* Stated task *
It is required that all of the data be written out exactly.

* Data *

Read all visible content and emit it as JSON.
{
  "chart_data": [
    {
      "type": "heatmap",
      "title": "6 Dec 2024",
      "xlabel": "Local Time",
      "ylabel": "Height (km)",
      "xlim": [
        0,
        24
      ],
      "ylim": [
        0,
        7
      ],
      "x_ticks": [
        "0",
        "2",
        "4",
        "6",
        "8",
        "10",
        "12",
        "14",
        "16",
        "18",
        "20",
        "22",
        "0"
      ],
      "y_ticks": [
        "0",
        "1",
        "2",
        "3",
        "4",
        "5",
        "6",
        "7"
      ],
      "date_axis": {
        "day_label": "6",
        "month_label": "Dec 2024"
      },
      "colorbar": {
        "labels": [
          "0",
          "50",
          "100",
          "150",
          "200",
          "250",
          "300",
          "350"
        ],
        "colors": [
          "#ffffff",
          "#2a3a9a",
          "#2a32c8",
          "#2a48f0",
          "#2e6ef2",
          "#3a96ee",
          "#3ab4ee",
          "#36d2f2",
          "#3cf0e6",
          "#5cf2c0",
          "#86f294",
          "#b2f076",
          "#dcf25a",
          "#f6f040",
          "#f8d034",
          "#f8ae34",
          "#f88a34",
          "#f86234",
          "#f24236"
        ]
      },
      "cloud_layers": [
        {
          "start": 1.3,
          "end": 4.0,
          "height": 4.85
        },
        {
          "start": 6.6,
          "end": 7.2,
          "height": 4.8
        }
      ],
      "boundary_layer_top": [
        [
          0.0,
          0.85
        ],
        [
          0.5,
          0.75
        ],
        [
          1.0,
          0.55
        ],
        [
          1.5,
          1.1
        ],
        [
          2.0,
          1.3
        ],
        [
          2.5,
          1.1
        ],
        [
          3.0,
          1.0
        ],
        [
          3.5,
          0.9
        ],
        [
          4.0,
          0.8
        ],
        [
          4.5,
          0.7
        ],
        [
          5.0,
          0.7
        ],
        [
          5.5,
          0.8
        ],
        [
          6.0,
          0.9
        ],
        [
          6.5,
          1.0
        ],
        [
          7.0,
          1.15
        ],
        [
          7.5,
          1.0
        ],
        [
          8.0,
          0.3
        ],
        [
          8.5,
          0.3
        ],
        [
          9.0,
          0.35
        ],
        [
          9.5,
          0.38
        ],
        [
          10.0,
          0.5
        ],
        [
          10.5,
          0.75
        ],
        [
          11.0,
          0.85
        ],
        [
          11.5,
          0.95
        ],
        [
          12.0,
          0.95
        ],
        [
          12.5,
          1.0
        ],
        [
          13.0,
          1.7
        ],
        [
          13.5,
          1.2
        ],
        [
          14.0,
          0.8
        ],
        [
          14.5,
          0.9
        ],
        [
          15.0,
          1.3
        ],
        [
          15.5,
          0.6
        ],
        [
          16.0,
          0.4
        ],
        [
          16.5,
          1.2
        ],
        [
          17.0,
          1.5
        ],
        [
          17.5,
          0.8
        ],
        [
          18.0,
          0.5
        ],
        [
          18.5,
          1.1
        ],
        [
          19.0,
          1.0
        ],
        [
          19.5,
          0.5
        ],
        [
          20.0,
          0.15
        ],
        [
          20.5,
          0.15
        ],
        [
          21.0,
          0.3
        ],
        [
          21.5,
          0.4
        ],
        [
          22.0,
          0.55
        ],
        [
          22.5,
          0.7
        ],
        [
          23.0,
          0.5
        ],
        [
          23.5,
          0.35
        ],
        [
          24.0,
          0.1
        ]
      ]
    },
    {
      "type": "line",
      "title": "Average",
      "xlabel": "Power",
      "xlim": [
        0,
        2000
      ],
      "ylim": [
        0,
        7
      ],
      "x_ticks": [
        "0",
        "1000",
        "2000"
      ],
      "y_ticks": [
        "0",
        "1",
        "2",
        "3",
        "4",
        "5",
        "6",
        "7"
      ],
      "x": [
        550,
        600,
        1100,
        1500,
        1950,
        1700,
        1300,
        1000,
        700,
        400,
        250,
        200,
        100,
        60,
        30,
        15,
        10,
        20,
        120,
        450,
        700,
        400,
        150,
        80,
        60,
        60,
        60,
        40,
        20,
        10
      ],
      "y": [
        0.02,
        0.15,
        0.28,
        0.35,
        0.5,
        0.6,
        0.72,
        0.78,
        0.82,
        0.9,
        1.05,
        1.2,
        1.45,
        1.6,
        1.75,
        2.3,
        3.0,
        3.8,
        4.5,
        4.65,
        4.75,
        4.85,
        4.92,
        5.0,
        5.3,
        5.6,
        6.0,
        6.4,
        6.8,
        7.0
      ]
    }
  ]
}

* Answer to this problem *
Read all visible content and emit it as JSON.
{
  "chart_data": [
    {
      "type": "heatmap",
      "title": "6 Dec 2024",
      "xlabel": "Local Time",
      "ylabel": "Height (km)",
      "xlim": [
        0,
        24
      ],
      "ylim": [
        0,
        7
      ],
      "x_ticks": [
        "0",
        "2",
        "4",
        "6",
        "8",
        "10",
        "12",
        "14",
        "16",
        "18",
        "20",
        "22",
        "0"
      ],
      "y_ticks": [
        "0",
        "1",
        "2",
        "3",
        "4",
        "5",
        "6",
        "7"
      ],
      "date_axis": {
        "day_label": "6",
        "month_label": "Dec 2024"
      },
      "colorbar": {
        "labels": [
          "0",
          "50",
          "100",
          "150",
          "200",
          "250",
          "300",
          "350"
        ],
        "colors": [
          "#ffffff",
          "#2a3a9a",
          "#2a32c8",
          "#2a48f0",
          "#2e6ef2",
          "#3a96ee",
          "#3ab4ee",
          "#36d2f2",
          "#3cf0e6",
          "#5cf2c0",
          "#86f294",
          "#b2f076",
          "#dcf25a",
          "#f6f040",
          "#f8d034",
          "#f8ae34",
          "#f88a34",
          "#f86234",
          "#f24236"
        ]
      },
      "cloud_layers": [
        {
          "start": 1.3,
          "end": 4.0,
          "height": 4.85
        },
        {
          "start": 6.6,
          "end": 7.2,
          "height": 4.8
        }
      ],
      "boundary_layer_top": [
        [
          0.0,
          0.85
        ],
        [
          0.5,
          0.75
        ],
        [
          1.0,
          0.55
        ],
        [
          1.5,
          1.1
        ],
        [
          2.0,
          1.3
        ],
        [
          2.5,
          1.1
        ],
        [
          3.0,
          1.0
        ],
        [
          3.5,
          0.9
        ],
        [
          4.0,
          0.8
        ],
        [
          4.5,
          0.7
        ],
        [
          5.0,
          0.7
        ],
        [
          5.5,
          0.8
        ],
        [
          6.0,
          0.9
        ],
        [
          6.5,
          1.0
        ],
        [
          7.0,
          1.15
        ],
        [
          7.5,
          1.0
        ],
        [
          8.0,
          0.3
        ],
        [
          8.5,
          0.3
        ],
        [
          9.0,
          0.35
        ],
        [
          9.5,
          0.38
        ],
        [
          10.0,
          0.5
        ],
        [
          10.5,
          0.75
        ],
        [
          11.0,
          0.85
        ],
        [
          11.5,
          0.95
        ],
        [
          12.0,
          0.95
        ],
        [
          12.5,
          1.0
        ],
        [
          13.0,
          1.7
        ],
        [
          13.5,
          1.2
        ],
        [
          14.0,
          0.8
        ],
        [
          14.5,
          0.9
        ],
        [
          15.0,
          1.3
        ],
        [
          15.5,
          0.6
        ],
        [
          16.0,
          0.4
        ],
        [
          16.5,
          1.2
        ],
        [
          17.0,
          1.5
        ],
        [
          17.5,
          0.8
        ],
        [
          18.0,
          0.5
        ],
        [
          18.5,
          1.1
        ],
        [
          19.0,
          1.0
        ],
        [
          19.5,
          0.5
        ],
        [
          20.0,
          0.15
        ],
        [
          20.5,
          0.15
        ],
        [
          21.0,
          0.3
        ],
        [
          21.5,
          0.4
        ],
        [
          22.0,
          0.55
        ],
        [
          22.5,
          0.7
        ],
        [
          23.0,
          0.5
        ],
        [
          23.5,
          0.35
        ],
        [
          24.0,
          0.1
        ]
      ]
    },
    {
      "type": "line",
      "title": "Average",
      "xlabel": "Power",
      "xlim": [
        0,
        2000
      ],
      "ylim": [
        0,
        7
      ],
      "x_ticks": [
        "0",
        "1000",
        "2000"
      ],
      "y_ticks": [
        "0",
        "1",
        "2",
        "3",
        "4",
        "5",
        "6",
        "7"
      ],
      "x": [
        550,
        600,
        1100,
        1500,
        1950,
        1700,
        1300,
        1000,
        700,
        400,
        250,
        200,
        100,
        60,
        30,
        15,
        10,
        20,
        120,
        450,
        700,
        400,
        150,
        80,
        60,
        60,
        60,
        40,
        20,
        10
      ],
      "y": [
        0.02,
        0.15,
        0.28,
        0.35,
        0.5,
        0.6,
        0.72,
        0.78,
        0.82,
        0.9,
        1.05,
        1.2,
        1.45,
        1.6,
        1.75,
        2.3,
        3.0,
        3.8,
        4.5,
        4.65,
        4.75,
        4.85,
        4.92,
        5.0,
        5.3,
        5.6,
        6.0,
        6.4,
        6.8,
        7.0
      ]
    }
  ]
}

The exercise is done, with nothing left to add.